→ TASK TO COMPLETE: Give the listing again character for character, but drop the images.

→ PROVIDED INFORMATION:
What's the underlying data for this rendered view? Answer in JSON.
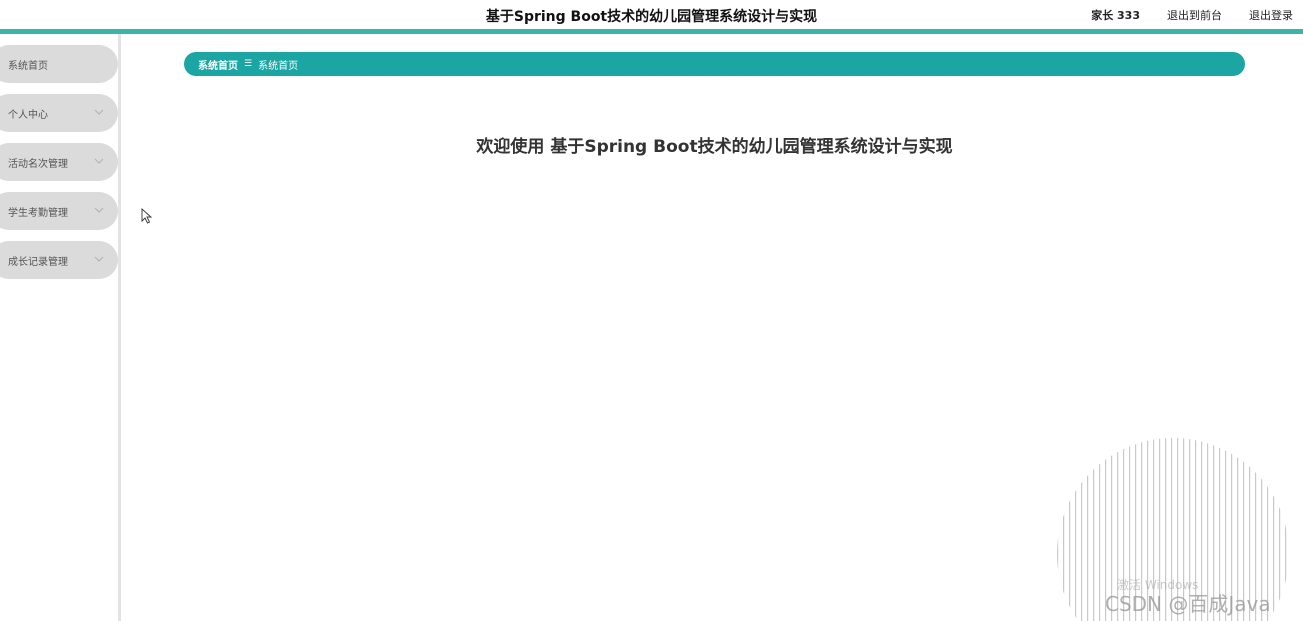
{
  "header": {
    "title": "基于Spring Boot技术的幼儿园管理系统设计与实现",
    "user": "家长 333",
    "back_to_front": "退出到前台",
    "logout": "退出登录",
    "accent_color": "#3cb4ae"
  },
  "sidebar": {
    "items": [
      {
        "label": "系统首页",
        "has_chevron": false
      },
      {
        "label": "个人中心",
        "has_chevron": true
      },
      {
        "label": "活动名次管理",
        "has_chevron": true
      },
      {
        "label": "学生考勤管理",
        "has_chevron": true
      },
      {
        "label": "成长记录管理",
        "has_chevron": true
      }
    ]
  },
  "breadcrumb": {
    "items": [
      "系统首页",
      "系统首页"
    ],
    "separator": "☰",
    "color": "#1ba6a3"
  },
  "main": {
    "welcome": "欢迎使用 基于Spring Boot技术的幼儿园管理系统设计与实现"
  },
  "watermark": {
    "windows": "激活 Windows",
    "csdn": "CSDN @百成Java"
  }
}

→ ANSWER BELOW:
What's the underlying data for this rendered view? Answer in JSON.
{
  "header": {
    "title": "基于Spring Boot技术的幼儿园管理系统设计与实现",
    "user": "家长 333",
    "back_to_front": "退出到前台",
    "logout": "退出登录",
    "accent_color": "#3cb4ae"
  },
  "sidebar": {
    "items": [
      {
        "label": "系统首页",
        "has_chevron": false
      },
      {
        "label": "个人中心",
        "has_chevron": true
      },
      {
        "label": "活动名次管理",
        "has_chevron": true
      },
      {
        "label": "学生考勤管理",
        "has_chevron": true
      },
      {
        "label": "成长记录管理",
        "has_chevron": true
      }
    ]
  },
  "breadcrumb": {
    "items": [
      "系统首页",
      "系统首页"
    ],
    "separator": "☰",
    "color": "#1ba6a3"
  },
  "main": {
    "welcome": "欢迎使用 基于Spring Boot技术的幼儿园管理系统设计与实现"
  },
  "watermark": {
    "windows": "激活 Windows",
    "csdn": "CSDN @百成Java"
  }
}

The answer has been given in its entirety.